## Begin
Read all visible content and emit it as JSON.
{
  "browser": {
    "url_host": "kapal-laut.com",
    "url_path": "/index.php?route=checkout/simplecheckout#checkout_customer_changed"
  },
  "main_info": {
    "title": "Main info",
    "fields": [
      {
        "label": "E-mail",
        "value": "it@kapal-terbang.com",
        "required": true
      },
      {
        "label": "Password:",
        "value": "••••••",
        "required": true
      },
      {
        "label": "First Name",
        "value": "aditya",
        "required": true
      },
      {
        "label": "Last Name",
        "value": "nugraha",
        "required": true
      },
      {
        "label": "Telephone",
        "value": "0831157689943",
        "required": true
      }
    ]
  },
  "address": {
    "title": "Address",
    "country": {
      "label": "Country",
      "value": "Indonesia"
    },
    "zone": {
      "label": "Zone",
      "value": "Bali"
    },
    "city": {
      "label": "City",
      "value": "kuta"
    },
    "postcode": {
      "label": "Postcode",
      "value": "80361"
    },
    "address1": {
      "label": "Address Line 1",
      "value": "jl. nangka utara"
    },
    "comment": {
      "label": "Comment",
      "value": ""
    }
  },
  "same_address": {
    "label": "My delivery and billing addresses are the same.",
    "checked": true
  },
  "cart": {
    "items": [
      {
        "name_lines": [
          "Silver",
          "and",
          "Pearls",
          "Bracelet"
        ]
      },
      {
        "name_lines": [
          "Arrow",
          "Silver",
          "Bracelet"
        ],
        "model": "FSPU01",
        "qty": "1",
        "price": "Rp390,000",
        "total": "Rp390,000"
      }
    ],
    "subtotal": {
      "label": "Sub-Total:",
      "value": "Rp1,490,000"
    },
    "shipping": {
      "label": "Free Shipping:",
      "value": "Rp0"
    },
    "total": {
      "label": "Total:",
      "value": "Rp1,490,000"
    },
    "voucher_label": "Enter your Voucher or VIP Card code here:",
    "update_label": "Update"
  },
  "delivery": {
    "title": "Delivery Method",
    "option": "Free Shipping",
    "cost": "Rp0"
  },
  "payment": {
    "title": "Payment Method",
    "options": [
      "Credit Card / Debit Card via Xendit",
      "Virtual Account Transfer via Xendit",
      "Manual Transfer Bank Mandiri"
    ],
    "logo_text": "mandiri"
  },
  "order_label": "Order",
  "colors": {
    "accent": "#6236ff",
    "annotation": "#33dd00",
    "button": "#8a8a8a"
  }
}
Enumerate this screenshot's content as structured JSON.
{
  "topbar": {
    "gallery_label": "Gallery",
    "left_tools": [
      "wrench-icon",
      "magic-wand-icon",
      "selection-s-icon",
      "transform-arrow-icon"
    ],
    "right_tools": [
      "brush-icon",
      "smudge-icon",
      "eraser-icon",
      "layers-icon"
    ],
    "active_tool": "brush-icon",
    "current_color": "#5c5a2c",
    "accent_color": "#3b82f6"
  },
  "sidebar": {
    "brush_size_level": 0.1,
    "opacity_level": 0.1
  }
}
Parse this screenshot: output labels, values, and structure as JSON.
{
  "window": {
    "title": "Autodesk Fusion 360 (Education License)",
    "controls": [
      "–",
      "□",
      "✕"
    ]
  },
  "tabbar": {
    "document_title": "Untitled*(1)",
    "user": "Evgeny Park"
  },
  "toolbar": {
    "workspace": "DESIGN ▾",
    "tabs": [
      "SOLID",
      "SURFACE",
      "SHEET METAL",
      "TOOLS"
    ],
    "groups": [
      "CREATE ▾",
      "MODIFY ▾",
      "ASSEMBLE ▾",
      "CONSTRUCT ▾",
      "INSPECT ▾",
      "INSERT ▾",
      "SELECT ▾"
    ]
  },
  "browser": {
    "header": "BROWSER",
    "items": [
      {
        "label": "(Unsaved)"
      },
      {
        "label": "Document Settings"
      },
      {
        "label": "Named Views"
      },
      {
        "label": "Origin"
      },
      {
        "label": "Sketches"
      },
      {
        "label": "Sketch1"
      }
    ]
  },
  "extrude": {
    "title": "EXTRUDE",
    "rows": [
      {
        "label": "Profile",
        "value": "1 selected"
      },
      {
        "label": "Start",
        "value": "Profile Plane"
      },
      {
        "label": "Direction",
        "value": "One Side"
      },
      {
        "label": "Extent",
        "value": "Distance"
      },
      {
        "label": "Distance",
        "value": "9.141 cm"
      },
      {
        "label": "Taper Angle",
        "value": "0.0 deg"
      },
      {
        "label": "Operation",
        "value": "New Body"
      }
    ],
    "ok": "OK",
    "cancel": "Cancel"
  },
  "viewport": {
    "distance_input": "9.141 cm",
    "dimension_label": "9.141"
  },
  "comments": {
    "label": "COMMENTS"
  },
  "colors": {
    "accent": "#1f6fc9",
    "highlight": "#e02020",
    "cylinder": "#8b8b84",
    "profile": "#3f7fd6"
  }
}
## End
TASK ▸
In the listing above, find the lines holding the word "JSON" and copy them.

EXERCISE RESPONSE ▸
Read all visible content and emit it as JSON.
Enumerate this screenshot's content as structured JSON.
Parse this screenshot: output labels, values, and structure as JSON.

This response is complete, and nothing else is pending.